PROBLEM DESCRIPTION
Will you print the material below without altering a single character?
### MATERIAL SUPPLIED
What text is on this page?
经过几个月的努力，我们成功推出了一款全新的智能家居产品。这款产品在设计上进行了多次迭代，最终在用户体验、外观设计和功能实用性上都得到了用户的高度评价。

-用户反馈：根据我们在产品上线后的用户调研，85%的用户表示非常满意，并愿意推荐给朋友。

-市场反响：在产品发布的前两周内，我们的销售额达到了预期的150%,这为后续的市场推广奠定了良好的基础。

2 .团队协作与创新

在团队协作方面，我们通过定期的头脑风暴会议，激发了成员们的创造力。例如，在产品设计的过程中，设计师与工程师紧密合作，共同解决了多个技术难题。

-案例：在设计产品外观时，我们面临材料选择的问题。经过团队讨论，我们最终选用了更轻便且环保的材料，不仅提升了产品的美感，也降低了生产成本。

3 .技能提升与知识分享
######
FULL ANSWER
What text is on this page?
经过几个月的努力，我们成功推出了一款全新的智能家居产品。这款产品在设计上进行了多次迭代，最终在用户体验、外观设计和功能实用性上都得到了用户的高度评价。

-用户反馈：根据我们在产品上线后的用户调研，85%的用户表示非常满意，并愿意推荐给朋友。

-市场反响：在产品发布的前两周内，我们的销售额达到了预期的150%,这为后续的市场推广奠定了良好的基础。

2 .团队协作与创新

在团队协作方面，我们通过定期的头脑风暴会议，激发了成员们的创造力。例如，在产品设计的过程中，设计师与工程师紧密合作，共同解决了多个技术难题。

-案例：在设计产品外观时，我们面临材料选择的问题。经过团队讨论，我们最终选用了更轻便且环保的材料，不仅提升了产品的美感，也降低了生产成本。

3 .技能提升与知识分享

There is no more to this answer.